• Jobs:
1: From the cycling cadence text, list every pedaling cadence given in rpm.
2: Rewrite the stretch from "The first is" through "one gear lower." in the cycling cadence text, swapping "gear" for "cog".

• Given passage:
My slow 60 rpm hill climbing speed. It the fastest I can spin the legs without overheating when climbing in the 3-8 mph range. the weight on my feet and sholders is light. This was my normal cadence over a year ago when I first started to ride the trike.
Over 8-10 mph I get enough air flowing over the fairing to keep me cooler, so I can use my now normal 90 rpm cadence.
I spinout at around 110 rpm, which is ~32 mph in a 100" gear.

There are two way of training yourself to have a higher cadence, that I have found.
The first is if your used to going along a road at a your normal speed in a set gear, try to get used to going along it at your normal speed but in one gear lower.
The other is to try and get used to a light pressure between your foot and the pedal. Once the pressure starts to increase as you put more power through the pedals as your speed drops, change down a gear to keep the light feel.

• Records shown:
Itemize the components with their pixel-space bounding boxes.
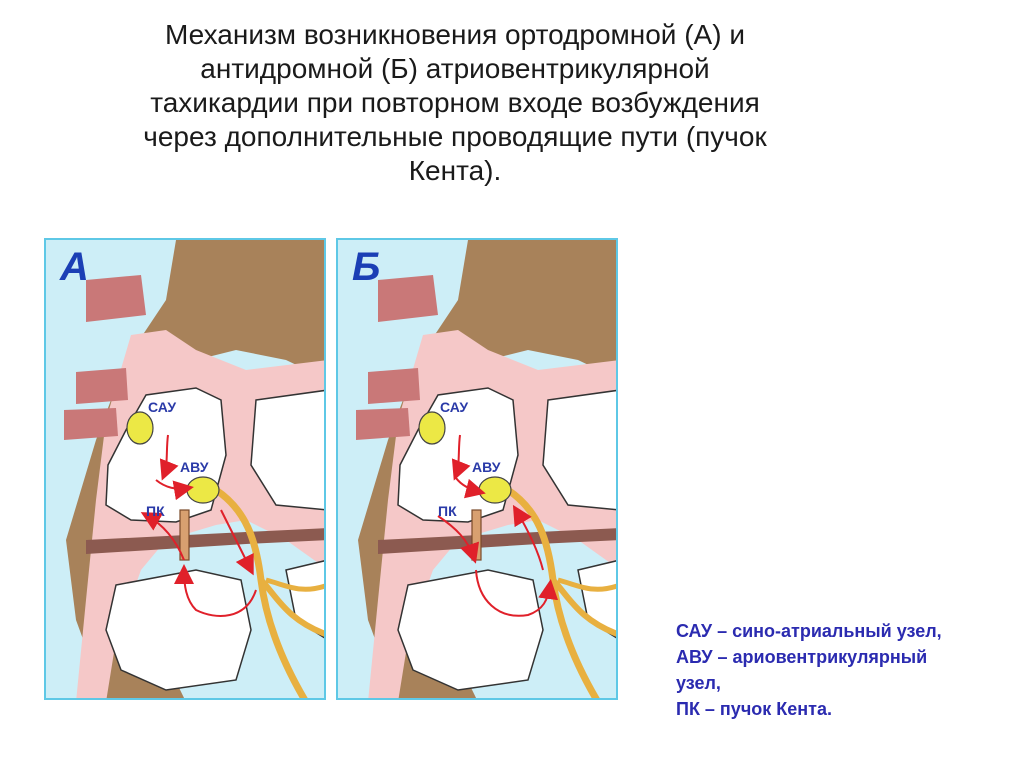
abbreviation-legend: САУ – сино-атриальный узел, АВУ – ариове… — [676, 618, 1021, 722]
av-node — [186, 476, 220, 504]
label-sau: САУ — [440, 399, 468, 415]
panel-letter: Б — [352, 245, 380, 289]
title-line: Механизм возникновения ортодромной (А) и — [165, 19, 745, 50]
av-groove — [378, 528, 616, 554]
label-avu: АВУ — [180, 459, 209, 475]
kent-bundle — [471, 509, 482, 561]
legend-line: ПК – пучок Кента. — [676, 699, 832, 719]
label-sau: САУ — [148, 399, 176, 415]
reentry-loop-arrow — [174, 564, 257, 617]
title-line: антидромной (Б) атриовентрикулярной — [200, 53, 710, 84]
kent-bundle — [179, 509, 190, 561]
sa-node — [418, 411, 446, 445]
excitation-arrow — [451, 434, 471, 481]
legend-line: САУ – сино-атриальный узел, — [676, 621, 942, 641]
sa-node — [126, 411, 154, 445]
label-pk: ПК — [438, 503, 457, 519]
reentry-loop-arrow — [475, 569, 559, 617]
bundle-branch — [557, 577, 616, 592]
legend-line: АВУ – ариовентрикулярный — [676, 647, 928, 667]
left-atrium-chamber — [542, 389, 616, 511]
retrograde-arrow — [512, 504, 544, 571]
vessel — [64, 408, 118, 440]
left-ventricle-chamber — [577, 560, 616, 639]
legend-line: узел, — [676, 673, 721, 693]
excitation-arrow — [455, 477, 486, 499]
excitation-arrow — [140, 512, 185, 561]
title-line: Кента). — [408, 155, 502, 186]
left-ventricle-chamber — [285, 560, 324, 639]
vessel — [378, 275, 438, 322]
label-pk: ПК — [146, 503, 165, 519]
excitation-arrow — [155, 479, 194, 501]
heart-diagram-a: А САУ АВУ ПК — [59, 240, 324, 698]
vessel — [86, 275, 146, 322]
label-avu: АВУ — [472, 459, 501, 475]
bundle-branch — [265, 577, 324, 592]
slide-title: Механизм возникновения ортодромной (А) и… — [60, 18, 850, 188]
excitation-arrow — [159, 434, 179, 481]
excitation-arrow — [220, 509, 254, 576]
heart-diagram-b: Б САУ АВУ ПК — [352, 240, 616, 698]
av-groove — [86, 528, 324, 554]
vessel — [356, 408, 410, 440]
vessel — [76, 368, 128, 404]
title-line: через дополнительные проводящие пути (пу… — [143, 121, 767, 152]
panel-a-orthodromic: А САУ АВУ ПК — [44, 238, 326, 700]
panel-b-antidromic: Б САУ АВУ ПК — [336, 238, 618, 700]
vessel — [368, 368, 420, 404]
bundle-branch — [258, 577, 324, 637]
panel-letter: А — [59, 245, 89, 289]
right-ventricle-chamber — [105, 569, 252, 691]
excitation-arrow — [437, 515, 480, 564]
title-line: тахикардии при повторном входе возбужден… — [150, 87, 760, 118]
av-node — [478, 476, 512, 504]
left-atrium-chamber — [250, 389, 324, 511]
right-ventricle-chamber — [397, 569, 544, 691]
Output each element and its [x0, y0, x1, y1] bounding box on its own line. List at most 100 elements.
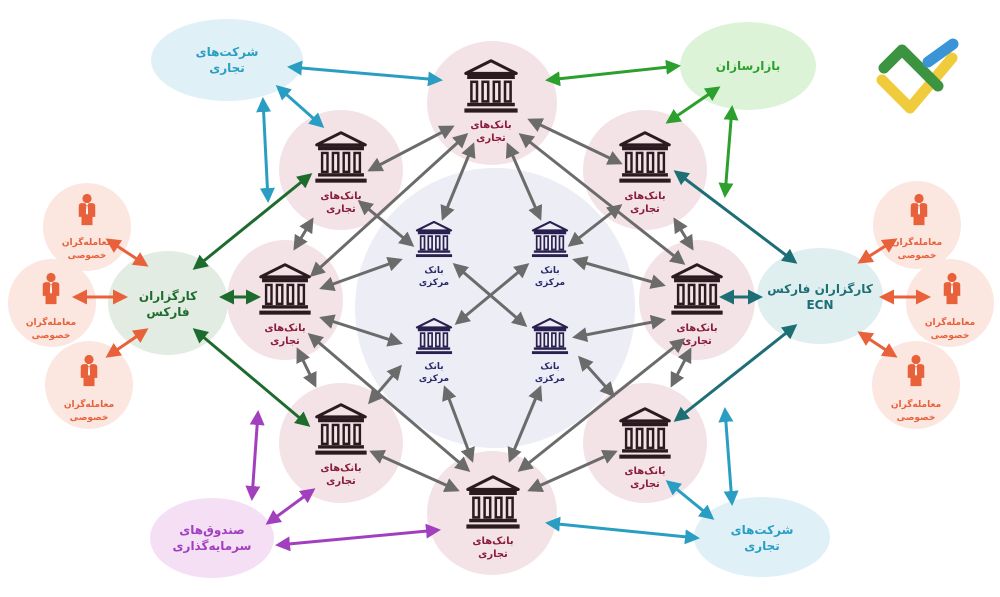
arrow-funds-forex — [245, 410, 265, 501]
arrow-forex-bank-lower-left — [192, 328, 311, 427]
arrow-companies-top-bank-upper-left — [275, 85, 325, 128]
companies-label-line2: تجاری — [209, 61, 245, 75]
arrow-bank-mid-right-central-4 — [572, 314, 666, 343]
arrow-companies-bottom-bank-bottom — [545, 516, 700, 545]
commercial-bank-label-line2: تجاری — [476, 133, 506, 144]
forex-brokers-label-line1: کارگزاران — [139, 289, 197, 303]
commercial-bank-label-line2: تجاری — [326, 476, 356, 487]
private-trader-label-line1: معامله‌گران — [64, 398, 114, 410]
commercial-bank-label-line1: بانک‌های — [264, 323, 305, 334]
central-bank-2: بانک مرکزی — [531, 220, 569, 288]
commercial-bank-label-line2: تجاری — [682, 336, 712, 347]
arrows-funds — [245, 410, 441, 552]
private-trader-left-2: معامله‌گران خصوصی — [26, 272, 76, 341]
private-trader-label-line2: خصوصی — [70, 413, 109, 423]
commercial-bank-label-line2: تجاری — [270, 336, 300, 347]
private-trader-label-line1: معامله‌گران — [26, 316, 76, 328]
private-trader-label-line1: معامله‌گران — [892, 236, 942, 248]
commercial-bank-label-line1: بانک‌های — [320, 191, 361, 202]
arrow-bank-mid-left-central-1 — [319, 256, 403, 292]
forex-brokers-label-line2: فارکس — [146, 305, 189, 319]
commercial-bank-label-line1: بانک‌های — [472, 536, 513, 547]
private-trader-right-2: معامله‌گران خصوصی — [925, 272, 975, 341]
node-bg-companies-bottom — [694, 497, 830, 577]
commercial-bank-mid-right: بانک‌های تجاری — [669, 263, 725, 347]
arrow-central-1-bank-upper-left — [357, 200, 415, 247]
arrow-central-2-central-3 — [454, 263, 530, 325]
arrows-traders — [72, 238, 931, 358]
arrow-bank-top-central-2 — [505, 142, 543, 221]
central-bank-1: بانک مرکزی — [415, 220, 453, 288]
arrows-ecn-brokers — [673, 170, 798, 422]
arrow-ecn-bank-lower-right — [673, 324, 798, 422]
arrow-companies-top-bank-top — [287, 60, 443, 87]
node-bg-forex-brokers — [108, 251, 228, 355]
arrow-bank-top-central-1 — [440, 142, 476, 221]
commercial-bank-lower-left: بانک‌های تجاری — [313, 403, 369, 487]
arrow-bank-bottom-central-4 — [507, 385, 543, 463]
arrow-companies-top-forex — [256, 97, 275, 203]
central-bank-label-line2: مرکزی — [419, 278, 449, 288]
arrow-bank-bottom-mid-right — [517, 338, 686, 472]
arrow-ecn-bank-upper-right — [673, 170, 798, 264]
arrow-funds-bank-bottom — [275, 523, 441, 552]
litefinance-logo-icon — [876, 38, 959, 114]
arrow-forex-bank-upper-left — [192, 173, 313, 270]
market-makers: بازارسازان — [716, 59, 781, 73]
arrow-companies-bottom-ecn — [718, 407, 739, 506]
arrow-trader-right-1-ecn — [857, 238, 898, 264]
arrow-central-2-bank-upper-right — [567, 204, 623, 247]
arrow-mm-ecn — [718, 105, 739, 198]
companies-bottom: شرکت‌های تجاری — [731, 523, 794, 553]
ecn-brokers-label-line1: کارگزاران فارکس — [767, 282, 873, 296]
node-bg-ecn-brokers — [757, 248, 883, 344]
arrows-interbank — [293, 118, 694, 492]
investment-funds: صندوق‌های سرمایه‌گذاری — [173, 523, 252, 553]
private-trader-label-line2: خصوصی — [897, 413, 936, 423]
arrow-bank-mid-right-central-2 — [572, 256, 666, 289]
central-bank-label-line2: مرکزی — [535, 278, 565, 288]
companies-top: شرکت‌های تجاری — [196, 45, 259, 75]
private-trader-label-line1: معامله‌گران — [925, 316, 975, 328]
private-trader-label-line1: معامله‌گران — [891, 398, 941, 410]
arrow-companies-bottom-bank-lower-right — [665, 480, 715, 520]
node-bg-funds — [150, 498, 274, 578]
commercial-bank-top: بانک‌های تجاری — [462, 59, 520, 144]
private-trader-label-line2: خصوصی — [898, 251, 937, 261]
private-trader-label-line2: خصوصی — [931, 331, 970, 341]
commercial-bank-upper-left: بانک‌های تجاری — [313, 131, 369, 215]
ecn-brokers: کارگزاران فارکس ECN — [767, 282, 873, 312]
arrow-trader-right-3-ecn — [857, 331, 898, 358]
private-trader-right-1: معامله‌گران خصوصی — [892, 193, 942, 261]
private-trader-left-1: معامله‌گران خصوصی — [62, 193, 112, 261]
commercial-bank-label-line2: تجاری — [478, 549, 508, 560]
market-makers-label: بازارسازان — [716, 59, 781, 73]
commercial-bank-upper-right: بانک‌های تجاری — [617, 131, 673, 215]
arrow-trader-left-3-forex — [105, 328, 149, 358]
forex-brokers: کارگزاران فارکس — [139, 289, 197, 319]
arrow-mm-bank-upper-right — [665, 86, 721, 124]
private-trader-right-3: معامله‌گران خصوصی — [891, 354, 941, 423]
commercial-bank-label-line1: بانک‌های — [676, 323, 717, 334]
central-bank-3: بانک مرکزی — [415, 317, 453, 384]
central-bank-label-line2: مرکزی — [419, 374, 449, 384]
arrow-mm-bank-top — [545, 59, 681, 87]
central-banks-zone — [355, 168, 635, 448]
commercial-bank-label-line2: تجاری — [630, 479, 660, 490]
arrow-bank-top-mid-right — [518, 133, 686, 265]
arrows-forex-brokers — [192, 173, 313, 427]
central-bank-label-line2: مرکزی — [535, 374, 565, 384]
funds-label-line2: سرمایه‌گذاری — [173, 539, 252, 553]
arrow-trader-left-1-forex — [105, 238, 149, 267]
private-trader-label-line2: خصوصی — [32, 331, 71, 341]
commercial-bank-bottom: بانک‌های تجاری — [464, 475, 522, 560]
companies-label-line2: تجاری — [744, 539, 780, 553]
private-trader-left-3: معامله‌گران خصوصی — [64, 354, 114, 423]
funds-label-line1: صندوق‌های — [179, 523, 244, 538]
arrow-funds-bank-lower-left — [265, 488, 316, 525]
companies-label-line1: شرکت‌های — [731, 523, 794, 537]
central-bank-label-line1: بانک — [424, 266, 443, 276]
central-bank-label-line1: بانک — [540, 362, 559, 372]
private-trader-label-line2: خصوصی — [68, 251, 107, 261]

• Outputs in order:
1: 60 rpm, 90 rpm, 110 rpm

2:
The first is if your used to going along a road at a your normal speed in a set cog, try to get used to going along it at your normal speed but in one cog lower.